Task requirements:
Omit all images. Write out the rest of the material exactly.

Records from a data source:
● ● ● ● ● ● ●
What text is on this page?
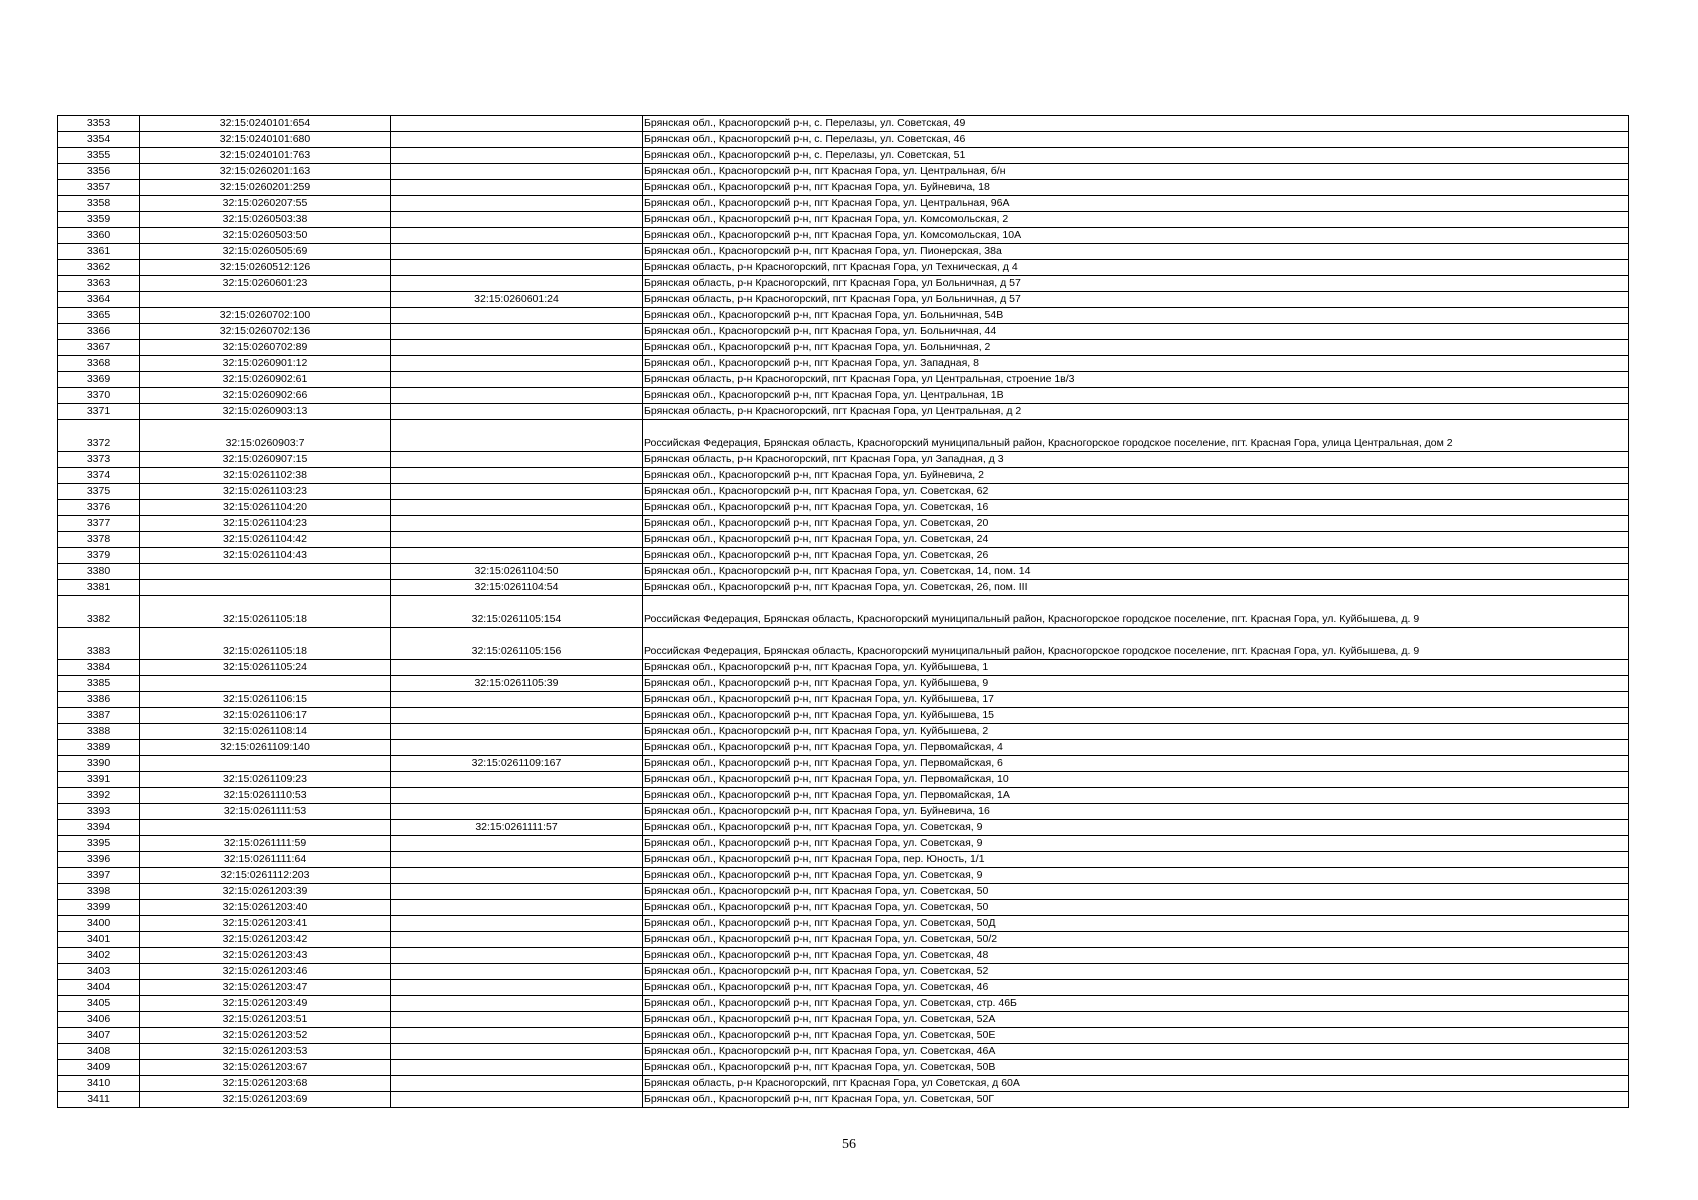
3353	32:15:0240101:654		Брянская обл., Красногорский р-н, с. Перелазы, ул. Советская, 49
3354	32:15:0240101:680		Брянская обл., Красногорский р-н, с. Перелазы, ул. Советская, 46
3355	32:15:0240101:763		Брянская обл., Красногорский р-н, с. Перелазы, ул. Советская, 51
3356	32:15:0260201:163		Брянская обл., Красногорский р-н, пгт Красная Гора, ул. Центральная, б/н
3357	32:15:0260201:259		Брянская обл., Красногорский р-н, пгт Красная Гора, ул. Буйневича, 18
3358	32:15:0260207:55		Брянская обл., Красногорский р-н, пгт Красная Гора, ул. Центральная, 96А
3359	32:15:0260503:38		Брянская обл., Красногорский р-н, пгт Красная Гора, ул. Комсомольская, 2
3360	32:15:0260503:50		Брянская обл., Красногорский р-н, пгт Красная Гора, ул. Комсомольская, 10А
3361	32:15:0260505:69		Брянская обл., Красногорский р-н, пгт Красная Гора, ул. Пионерская, 38а
3362	32:15:0260512:126		Брянская область, р-н Красногорский, пгт Красная Гора, ул Техническая, д 4
3363	32:15:0260601:23		Брянская область, р-н Красногорский, пгт Красная Гора, ул Больничная, д 57
3364		32:15:0260601:24	Брянская область, р-н Красногорский, пгт Красная Гора, ул Больничная, д 57
3365	32:15:0260702:100		Брянская обл., Красногорский р-н, пгт Красная Гора, ул. Больничная, 54В
3366	32:15:0260702:136		Брянская обл., Красногорский р-н, пгт Красная Гора, ул. Больничная, 44
3367	32:15:0260702:89		Брянская обл., Красногорский р-н, пгт Красная Гора, ул. Больничная, 2
3368	32:15:0260901:12		Брянская обл., Красногорский р-н, пгт Красная Гора, ул. Западная, 8
3369	32:15:0260902:61		Брянская область, р-н Красногорский, пгт Красная Гора, ул Центральная, строение 1в/3
3370	32:15:0260902:66		Брянская обл., Красногорский р-н, пгт Красная Гора, ул. Центральная, 1В
3371	32:15:0260903:13		Брянская область, р-н Красногорский, пгт Красная Гора, ул Центральная, д 2
3372	32:15:0260903:7		Российская Федерация, Брянская область, Красногорский муниципальный район, Красногорское городское поселение, пгт. Красная Гора, улица Центральная, дом 2
3373	32:15:0260907:15		Брянская область, р-н Красногорский, пгт Красная Гора, ул Западная, д 3
3374	32:15:0261102:38		Брянская обл., Красногорский р-н, пгт Красная Гора, ул. Буйневича, 2
3375	32:15:0261103:23		Брянская обл., Красногорский р-н, пгт Красная Гора, ул. Советская, 62
3376	32:15:0261104:20		Брянская обл., Красногорский р-н, пгт Красная Гора, ул. Советская, 16
3377	32:15:0261104:23		Брянская обл., Красногорский р-н, пгт Красная Гора, ул. Советская, 20
3378	32:15:0261104:42		Брянская обл., Красногорский р-н, пгт Красная Гора, ул. Советская, 24
3379	32:15:0261104:43		Брянская обл., Красногорский р-н, пгт Красная Гора, ул. Советская, 26
3380		32:15:0261104:50	Брянская обл., Красногорский р-н, пгт Красная Гора, ул. Советская, 14, пом. 14
3381		32:15:0261104:54	Брянская обл., Красногорский р-н, пгт Красная Гора, ул. Советская, 26, пом. III
3382	32:15:0261105:18	32:15:0261105:154	Российская Федерация, Брянская область, Красногорский муниципальный район, Красногорское городское поселение, пгт. Красная Гора, ул. Куйбышева, д. 9
3383	32:15:0261105:18	32:15:0261105:156	Российская Федерация, Брянская область, Красногорский муниципальный район, Красногорское городское поселение, пгт. Красная Гора, ул. Куйбышева, д. 9
3384	32:15:0261105:24		Брянская обл., Красногорский р-н, пгт Красная Гора, ул. Куйбышева, 1
3385		32:15:0261105:39	Брянская обл., Красногорский р-н, пгт Красная Гора, ул. Куйбышева, 9
3386	32:15:0261106:15		Брянская обл., Красногорский р-н, пгт Красная Гора, ул. Куйбышева, 17
3387	32:15:0261106:17		Брянская обл., Красногорский р-н, пгт Красная Гора, ул. Куйбышева, 15
3388	32:15:0261108:14		Брянская обл., Красногорский р-н, пгт Красная Гора, ул. Куйбышева, 2
3389	32:15:0261109:140		Брянская обл., Красногорский р-н, пгт Красная Гора, ул. Первомайская, 4
3390		32:15:0261109:167	Брянская обл., Красногорский р-н, пгт Красная Гора, ул. Первомайская, 6
3391	32:15:0261109:23		Брянская обл., Красногорский р-н, пгт Красная Гора, ул. Первомайская, 10
3392	32:15:0261110:53		Брянская обл., Красногорский р-н, пгт Красная Гора, ул. Первомайская, 1А
3393	32:15:0261111:53		Брянская обл., Красногорский р-н, пгт Красная Гора, ул. Буйневича, 16
3394		32:15:0261111:57	Брянская обл., Красногорский р-н, пгт Красная Гора, ул. Советская, 9
3395	32:15:0261111:59		Брянская обл., Красногорский р-н, пгт Красная Гора, ул. Советская, 9
3396	32:15:0261111:64		Брянская обл., Красногорский р-н, пгт Красная Гора, пер. Юность, 1/1
3397	32:15:0261112:203		Брянская обл., Красногорский р-н, пгт Красная Гора, ул. Советская, 9
3398	32:15:0261203:39		Брянская обл., Красногорский р-н, пгт Красная Гора, ул. Советская, 50
3399	32:15:0261203:40		Брянская обл., Красногорский р-н, пгт Красная Гора, ул. Советская, 50
3400	32:15:0261203:41		Брянская обл., Красногорский р-н, пгт Красная Гора, ул. Советская, 50Д
3401	32:15:0261203:42		Брянская обл., Красногорский р-н, пгт Красная Гора, ул. Советская, 50/2
3402	32:15:0261203:43		Брянская обл., Красногорский р-н, пгт Красная Гора, ул. Советская, 48
3403	32:15:0261203:46		Брянская обл., Красногорский р-н, пгт Красная Гора, ул. Советская, 52
3404	32:15:0261203:47		Брянская обл., Красногорский р-н, пгт Красная Гора, ул. Советская, 46
3405	32:15:0261203:49		Брянская обл., Красногорский р-н, пгт Красная Гора, ул. Советская, стр. 46Б
3406	32:15:0261203:51		Брянская обл., Красногорский р-н, пгт Красная Гора, ул. Советская, 52А
3407	32:15:0261203:52		Брянская обл., Красногорский р-н, пгт Красная Гора, ул. Советская, 50Е
3408	32:15:0261203:53		Брянская обл., Красногорский р-н, пгт Красная Гора, ул. Советская, 46А
3409	32:15:0261203:67		Брянская обл., Красногорский р-н, пгт Красная Гора, ул. Советская, 50В
3410	32:15:0261203:68		Брянская область, р-н Красногорский, пгт Красная Гора, ул Советская, д 60А
3411	32:15:0261203:69		Брянская обл., Красногорский р-н, пгт Красная Гора, ул. Советская, 50Г
56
● ● ● ● ● ● ●
Response:
What text is on this page?
3353	32:15:0240101:654		Брянская обл., Красногорский р-н, с. Перелазы, ул. Советская, 49
3354	32:15:0240101:680		Брянская обл., Красногорский р-н, с. Перелазы, ул. Советская, 46
3355	32:15:0240101:763		Брянская обл., Красногорский р-н, с. Перелазы, ул. Советская, 51
3356	32:15:0260201:163		Брянская обл., Красногорский р-н, пгт Красная Гора, ул. Центральная, б/н
3357	32:15:0260201:259		Брянская обл., Красногорский р-н, пгт Красная Гора, ул. Буйневича, 18
3358	32:15:0260207:55		Брянская обл., Красногорский р-н, пгт Красная Гора, ул. Центральная, 96А
3359	32:15:0260503:38		Брянская обл., Красногорский р-н, пгт Красная Гора, ул. Комсомольская, 2
3360	32:15:0260503:50		Брянская обл., Красногорский р-н, пгт Красная Гора, ул. Комсомольская, 10А
3361	32:15:0260505:69		Брянская обл., Красногорский р-н, пгт Красная Гора, ул. Пионерская, 38а
3362	32:15:0260512:126		Брянская область, р-н Красногорский, пгт Красная Гора, ул Техническая, д 4
3363	32:15:0260601:23		Брянская область, р-н Красногорский, пгт Красная Гора, ул Больничная, д 57
3364		32:15:0260601:24	Брянская область, р-н Красногорский, пгт Красная Гора, ул Больничная, д 57
3365	32:15:0260702:100		Брянская обл., Красногорский р-н, пгт Красная Гора, ул. Больничная, 54В
3366	32:15:0260702:136		Брянская обл., Красногорский р-н, пгт Красная Гора, ул. Больничная, 44
3367	32:15:0260702:89		Брянская обл., Красногорский р-н, пгт Красная Гора, ул. Больничная, 2
3368	32:15:0260901:12		Брянская обл., Красногорский р-н, пгт Красная Гора, ул. Западная, 8
3369	32:15:0260902:61		Брянская область, р-н Красногорский, пгт Красная Гора, ул Центральная, строение 1в/3
3370	32:15:0260902:66		Брянская обл., Красногорский р-н, пгт Красная Гора, ул. Центральная, 1В
3371	32:15:0260903:13		Брянская область, р-н Красногорский, пгт Красная Гора, ул Центральная, д 2
3372	32:15:0260903:7		Российская Федерация, Брянская область, Красногорский муниципальный район, Красногорское городское поселение, пгт. Красная Гора, улица Центральная, дом 2
3373	32:15:0260907:15		Брянская область, р-н Красногорский, пгт Красная Гора, ул Западная, д 3
3374	32:15:0261102:38		Брянская обл., Красногорский р-н, пгт Красная Гора, ул. Буйневича, 2
3375	32:15:0261103:23		Брянская обл., Красногорский р-н, пгт Красная Гора, ул. Советская, 62
3376	32:15:0261104:20		Брянская обл., Красногорский р-н, пгт Красная Гора, ул. Советская, 16
3377	32:15:0261104:23		Брянская обл., Красногорский р-н, пгт Красная Гора, ул. Советская, 20
3378	32:15:0261104:42		Брянская обл., Красногорский р-н, пгт Красная Гора, ул. Советская, 24
3379	32:15:0261104:43		Брянская обл., Красногорский р-н, пгт Красная Гора, ул. Советская, 26
3380		32:15:0261104:50	Брянская обл., Красногорский р-н, пгт Красная Гора, ул. Советская, 14, пом. 14
3381		32:15:0261104:54	Брянская обл., Красногорский р-н, пгт Красная Гора, ул. Советская, 26, пом. III
3382	32:15:0261105:18	32:15:0261105:154	Российская Федерация, Брянская область, Красногорский муниципальный район, Красногорское городское поселение, пгт. Красная Гора, ул. Куйбышева, д. 9
3383	32:15:0261105:18	32:15:0261105:156	Российская Федерация, Брянская область, Красногорский муниципальный район, Красногорское городское поселение, пгт. Красная Гора, ул. Куйбышева, д. 9
3384	32:15:0261105:24		Брянская обл., Красногорский р-н, пгт Красная Гора, ул. Куйбышева, 1
3385		32:15:0261105:39	Брянская обл., Красногорский р-н, пгт Красная Гора, ул. Куйбышева, 9
3386	32:15:0261106:15		Брянская обл., Красногорский р-н, пгт Красная Гора, ул. Куйбышева, 17
3387	32:15:0261106:17		Брянская обл., Красногорский р-н, пгт Красная Гора, ул. Куйбышева, 15
3388	32:15:0261108:14		Брянская обл., Красногорский р-н, пгт Красная Гора, ул. Куйбышева, 2
3389	32:15:0261109:140		Брянская обл., Красногорский р-н, пгт Красная Гора, ул. Первомайская, 4
3390		32:15:0261109:167	Брянская обл., Красногорский р-н, пгт Красная Гора, ул. Первомайская, 6
3391	32:15:0261109:23		Брянская обл., Красногорский р-н, пгт Красная Гора, ул. Первомайская, 10
3392	32:15:0261110:53		Брянская обл., Красногорский р-н, пгт Красная Гора, ул. Первомайская, 1А
3393	32:15:0261111:53		Брянская обл., Красногорский р-н, пгт Красная Гора, ул. Буйневича, 16
3394		32:15:0261111:57	Брянская обл., Красногорский р-н, пгт Красная Гора, ул. Советская, 9
3395	32:15:0261111:59		Брянская обл., Красногорский р-н, пгт Красная Гора, ул. Советская, 9
3396	32:15:0261111:64		Брянская обл., Красногорский р-н, пгт Красная Гора, пер. Юность, 1/1
3397	32:15:0261112:203		Брянская обл., Красногорский р-н, пгт Красная Гора, ул. Советская, 9
3398	32:15:0261203:39		Брянская обл., Красногорский р-н, пгт Красная Гора, ул. Советская, 50
3399	32:15:0261203:40		Брянская обл., Красногорский р-н, пгт Красная Гора, ул. Советская, 50
3400	32:15:0261203:41		Брянская обл., Красногорский р-н, пгт Красная Гора, ул. Советская, 50Д
3401	32:15:0261203:42		Брянская обл., Красногорский р-н, пгт Красная Гора, ул. Советская, 50/2
3402	32:15:0261203:43		Брянская обл., Красногорский р-н, пгт Красная Гора, ул. Советская, 48
3403	32:15:0261203:46		Брянская обл., Красногорский р-н, пгт Красная Гора, ул. Советская, 52
3404	32:15:0261203:47		Брянская обл., Красногорский р-н, пгт Красная Гора, ул. Советская, 46
3405	32:15:0261203:49		Брянская обл., Красногорский р-н, пгт Красная Гора, ул. Советская, стр. 46Б
3406	32:15:0261203:51		Брянская обл., Красногорский р-н, пгт Красная Гора, ул. Советская, 52А
3407	32:15:0261203:52		Брянская обл., Красногорский р-н, пгт Красная Гора, ул. Советская, 50Е
3408	32:15:0261203:53		Брянская обл., Красногорский р-н, пгт Красная Гора, ул. Советская, 46А
3409	32:15:0261203:67		Брянская обл., Красногорский р-н, пгт Красная Гора, ул. Советская, 50В
3410	32:15:0261203:68		Брянская область, р-н Красногорский, пгт Красная Гора, ул Советская, д 60А
3411	32:15:0261203:69		Брянская обл., Красногорский р-н, пгт Красная Гора, ул. Советская, 50Г
56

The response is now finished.